SET TASK: Determine the number of lines where "Biol" occurs and reply with that number by itself.

┌──

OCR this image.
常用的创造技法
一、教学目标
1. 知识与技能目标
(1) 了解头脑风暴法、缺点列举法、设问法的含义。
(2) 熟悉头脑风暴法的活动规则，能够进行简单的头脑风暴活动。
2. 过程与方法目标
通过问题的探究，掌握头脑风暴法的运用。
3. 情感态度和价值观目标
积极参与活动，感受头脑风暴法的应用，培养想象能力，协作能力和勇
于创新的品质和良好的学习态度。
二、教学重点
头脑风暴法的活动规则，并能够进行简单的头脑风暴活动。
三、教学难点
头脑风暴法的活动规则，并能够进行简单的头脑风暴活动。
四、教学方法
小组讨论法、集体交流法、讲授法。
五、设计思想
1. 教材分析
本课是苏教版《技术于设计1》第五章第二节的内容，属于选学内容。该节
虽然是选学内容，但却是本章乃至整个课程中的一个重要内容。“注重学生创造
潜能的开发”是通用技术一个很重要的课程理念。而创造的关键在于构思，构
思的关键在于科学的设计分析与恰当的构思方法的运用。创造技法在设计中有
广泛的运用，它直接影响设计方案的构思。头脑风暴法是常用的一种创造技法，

└──
┌──

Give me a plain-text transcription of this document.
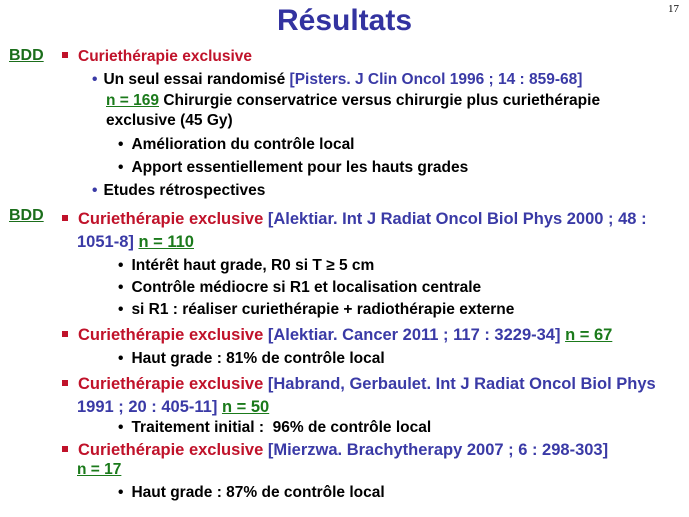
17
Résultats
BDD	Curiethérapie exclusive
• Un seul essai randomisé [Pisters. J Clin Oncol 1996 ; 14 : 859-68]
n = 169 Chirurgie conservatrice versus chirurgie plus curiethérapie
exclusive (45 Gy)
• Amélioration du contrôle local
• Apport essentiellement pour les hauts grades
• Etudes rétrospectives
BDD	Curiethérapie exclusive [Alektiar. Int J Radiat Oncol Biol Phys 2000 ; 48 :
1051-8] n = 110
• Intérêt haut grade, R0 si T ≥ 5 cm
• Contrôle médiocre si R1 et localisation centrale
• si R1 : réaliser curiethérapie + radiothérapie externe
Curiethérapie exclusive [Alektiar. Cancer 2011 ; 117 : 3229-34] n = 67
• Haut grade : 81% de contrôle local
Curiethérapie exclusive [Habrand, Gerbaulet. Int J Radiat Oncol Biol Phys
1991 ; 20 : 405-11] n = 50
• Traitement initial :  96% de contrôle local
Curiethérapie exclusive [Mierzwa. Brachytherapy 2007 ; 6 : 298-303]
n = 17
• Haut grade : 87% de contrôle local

└──

TASK SOLUTION: 2